> [EXERCISE BRIEF] Format every line of the rows below as a numbered list, dropping any blank lines.

> [INPUT DATA]

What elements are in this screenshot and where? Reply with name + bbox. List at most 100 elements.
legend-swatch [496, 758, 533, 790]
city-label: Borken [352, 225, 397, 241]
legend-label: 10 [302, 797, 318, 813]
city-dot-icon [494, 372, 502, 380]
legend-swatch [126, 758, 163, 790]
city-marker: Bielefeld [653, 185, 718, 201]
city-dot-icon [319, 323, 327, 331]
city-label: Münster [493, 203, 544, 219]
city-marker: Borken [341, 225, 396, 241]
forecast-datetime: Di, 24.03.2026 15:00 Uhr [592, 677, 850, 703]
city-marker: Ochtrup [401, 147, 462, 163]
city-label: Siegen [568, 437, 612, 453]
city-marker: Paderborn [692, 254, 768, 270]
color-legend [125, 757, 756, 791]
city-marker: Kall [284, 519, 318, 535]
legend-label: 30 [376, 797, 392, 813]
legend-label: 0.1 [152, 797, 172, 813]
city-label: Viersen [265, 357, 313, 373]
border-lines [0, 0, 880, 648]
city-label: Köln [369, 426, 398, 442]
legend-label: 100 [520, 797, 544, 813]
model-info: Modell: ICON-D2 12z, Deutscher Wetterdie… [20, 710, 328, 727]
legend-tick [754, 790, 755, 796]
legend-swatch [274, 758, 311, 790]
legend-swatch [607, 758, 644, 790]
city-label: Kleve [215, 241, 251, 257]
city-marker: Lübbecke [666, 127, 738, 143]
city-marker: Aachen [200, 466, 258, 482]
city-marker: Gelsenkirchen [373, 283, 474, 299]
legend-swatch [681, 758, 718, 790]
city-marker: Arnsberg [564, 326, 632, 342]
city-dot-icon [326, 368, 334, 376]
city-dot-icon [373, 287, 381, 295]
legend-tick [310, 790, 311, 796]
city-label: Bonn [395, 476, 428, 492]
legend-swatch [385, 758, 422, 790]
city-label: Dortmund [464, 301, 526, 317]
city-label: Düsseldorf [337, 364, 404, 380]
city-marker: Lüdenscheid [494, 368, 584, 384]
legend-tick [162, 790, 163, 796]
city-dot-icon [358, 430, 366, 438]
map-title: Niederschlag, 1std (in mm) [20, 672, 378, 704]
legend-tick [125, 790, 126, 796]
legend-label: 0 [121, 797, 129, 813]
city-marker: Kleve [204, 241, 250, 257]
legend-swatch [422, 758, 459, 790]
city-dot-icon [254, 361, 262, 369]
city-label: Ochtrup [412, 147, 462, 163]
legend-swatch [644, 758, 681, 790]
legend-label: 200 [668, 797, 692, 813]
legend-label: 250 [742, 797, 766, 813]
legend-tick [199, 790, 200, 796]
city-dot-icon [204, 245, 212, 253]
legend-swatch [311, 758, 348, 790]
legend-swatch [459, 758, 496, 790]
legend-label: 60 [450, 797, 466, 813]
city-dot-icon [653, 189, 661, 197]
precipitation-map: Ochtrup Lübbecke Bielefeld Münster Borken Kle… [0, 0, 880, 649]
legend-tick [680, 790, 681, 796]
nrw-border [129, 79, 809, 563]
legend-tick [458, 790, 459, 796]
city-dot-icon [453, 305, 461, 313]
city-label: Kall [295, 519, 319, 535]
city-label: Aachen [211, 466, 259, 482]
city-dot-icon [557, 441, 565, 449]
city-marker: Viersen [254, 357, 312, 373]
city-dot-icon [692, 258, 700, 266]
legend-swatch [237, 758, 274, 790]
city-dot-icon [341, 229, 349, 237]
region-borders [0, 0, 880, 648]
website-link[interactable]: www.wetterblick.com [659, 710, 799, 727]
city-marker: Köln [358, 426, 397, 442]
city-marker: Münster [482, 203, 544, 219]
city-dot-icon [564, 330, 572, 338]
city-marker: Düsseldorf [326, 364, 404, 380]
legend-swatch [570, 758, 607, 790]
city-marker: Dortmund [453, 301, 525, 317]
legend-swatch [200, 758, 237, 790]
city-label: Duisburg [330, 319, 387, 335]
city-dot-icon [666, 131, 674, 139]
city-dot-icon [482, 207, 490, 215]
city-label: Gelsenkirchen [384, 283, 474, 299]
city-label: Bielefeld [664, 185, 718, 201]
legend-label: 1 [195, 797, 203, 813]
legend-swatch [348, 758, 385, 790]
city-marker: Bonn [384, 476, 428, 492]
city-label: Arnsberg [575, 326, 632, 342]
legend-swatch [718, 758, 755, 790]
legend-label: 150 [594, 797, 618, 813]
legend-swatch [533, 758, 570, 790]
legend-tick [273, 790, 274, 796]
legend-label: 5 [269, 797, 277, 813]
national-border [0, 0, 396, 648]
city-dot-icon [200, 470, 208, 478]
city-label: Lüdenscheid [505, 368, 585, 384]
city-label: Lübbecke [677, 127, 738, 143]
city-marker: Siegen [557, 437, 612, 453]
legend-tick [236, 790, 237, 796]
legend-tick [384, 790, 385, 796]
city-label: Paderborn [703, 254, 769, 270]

> [SOLUTION TO THE EXERCISE]
1. What elements are in this screenshot and where? Reply with name + bbox. List at most 100 elements.
2. legend-swatch [496, 758, 533, 790]
3. city-label: Borken [352, 225, 397, 241]
4. legend-label: 10 [302, 797, 318, 813]
5. city-dot-icon [494, 372, 502, 380]
6. legend-swatch [126, 758, 163, 790]
7. city-marker: Bielefeld [653, 185, 718, 201]
8. city-dot-icon [319, 323, 327, 331]
9. city-label: Münster [493, 203, 544, 219]
10. city-marker: Borken [341, 225, 396, 241]
11. forecast-datetime: Di, 24.03.2026 15:00 Uhr [592, 677, 850, 703]
12. city-marker: Ochtrup [401, 147, 462, 163]
13. city-label: Siegen [568, 437, 612, 453]
14. city-marker: Paderborn [692, 254, 768, 270]
15. color-legend [125, 757, 756, 791]
16. city-marker: Kall [284, 519, 318, 535]
17. legend-label: 30 [376, 797, 392, 813]
18. legend-label: 0.1 [152, 797, 172, 813]
19. city-label: Viersen [265, 357, 313, 373]
20. border-lines [0, 0, 880, 648]
21. city-label: Köln [369, 426, 398, 442]
22. legend-label: 100 [520, 797, 544, 813]
23. model-info: Modell: ICON-D2 12z, Deutscher Wetterdie… [20, 710, 328, 727]
24. legend-tick [754, 790, 755, 796]
25. legend-swatch [274, 758, 311, 790]
26. legend-swatch [607, 758, 644, 790]
27. city-label: Kleve [215, 241, 251, 257]
28. city-marker: Lübbecke [666, 127, 738, 143]
29. city-marker: Aachen [200, 466, 258, 482]
30. city-marker: Gelsenkirchen [373, 283, 474, 299]
31. legend-swatch [681, 758, 718, 790]
32. city-marker: Arnsberg [564, 326, 632, 342]
33. city-dot-icon [326, 368, 334, 376]
34. city-dot-icon [373, 287, 381, 295]
35. legend-tick [310, 790, 311, 796]
36. city-label: Bonn [395, 476, 428, 492]
37. legend-swatch [385, 758, 422, 790]
38. city-label: Dortmund [464, 301, 526, 317]
39. city-label: Düsseldorf [337, 364, 404, 380]
40. city-marker: Lüdenscheid [494, 368, 584, 384]
41. legend-tick [162, 790, 163, 796]
42. city-dot-icon [358, 430, 366, 438]
43. map-title: Niederschlag, 1std (in mm) [20, 672, 378, 704]
44. legend-tick [125, 790, 126, 796]
45. legend-label: 0 [121, 797, 129, 813]
46. city-marker: Kleve [204, 241, 250, 257]
47. legend-swatch [422, 758, 459, 790]
48. city-dot-icon [254, 361, 262, 369]
49. city-label: Ochtrup [412, 147, 462, 163]
50. legend-swatch [644, 758, 681, 790]
51. legend-label: 200 [668, 797, 692, 813]
52. legend-label: 250 [742, 797, 766, 813]
53. legend-tick [199, 790, 200, 796]
54. city-dot-icon [204, 245, 212, 253]
55. legend-swatch [311, 758, 348, 790]
56. legend-swatch [459, 758, 496, 790]
57. legend-label: 60 [450, 797, 466, 813]
58. city-dot-icon [653, 189, 661, 197]
59. precipitation-map: Ochtrup Lübbecke Bielefeld Münster Borken Kle… [0, 0, 880, 649]
60. legend-tick [680, 790, 681, 796]
61. nrw-border [129, 79, 809, 563]
62. legend-tick [458, 790, 459, 796]
63. city-dot-icon [453, 305, 461, 313]
64. city-label: Kall [295, 519, 319, 535]
65. city-label: Aachen [211, 466, 259, 482]
66. city-dot-icon [557, 441, 565, 449]
67. city-marker: Viersen [254, 357, 312, 373]
68. city-dot-icon [692, 258, 700, 266]
69. legend-swatch [237, 758, 274, 790]
70. city-dot-icon [341, 229, 349, 237]
71. region-borders [0, 0, 880, 648]
72. website-link[interactable]: www.wetterblick.com [659, 710, 799, 727]
73. city-marker: Köln [358, 426, 397, 442]
74. city-marker: Münster [482, 203, 544, 219]
75. city-dot-icon [564, 330, 572, 338]
76. city-marker: Düsseldorf [326, 364, 404, 380]
77. legend-swatch [570, 758, 607, 790]
78. city-marker: Dortmund [453, 301, 525, 317]
79. legend-swatch [200, 758, 237, 790]
80. city-label: Duisburg [330, 319, 387, 335]
81. city-dot-icon [666, 131, 674, 139]
82. city-dot-icon [482, 207, 490, 215]
83. city-label: Gelsenkirchen [384, 283, 474, 299]
84. city-label: Bielefeld [664, 185, 718, 201]
85. legend-label: 1 [195, 797, 203, 813]
86. legend-swatch [348, 758, 385, 790]
87. city-marker: Bonn [384, 476, 428, 492]
88. city-label: Arnsberg [575, 326, 632, 342]
89. legend-swatch [718, 758, 755, 790]
90. legend-label: 150 [594, 797, 618, 813]
91. legend-swatch [533, 758, 570, 790]
92. legend-tick [273, 790, 274, 796]
93. legend-label: 5 [269, 797, 277, 813]
94. national-border [0, 0, 396, 648]
95. city-dot-icon [200, 470, 208, 478]
96. city-label: Lüdenscheid [505, 368, 585, 384]
97. city-label: Lübbecke [677, 127, 738, 143]
98. city-marker: Siegen [557, 437, 612, 453]
99. legend-tick [236, 790, 237, 796]
100. legend-tick [384, 790, 385, 796]
101. city-label: Paderborn [703, 254, 769, 270]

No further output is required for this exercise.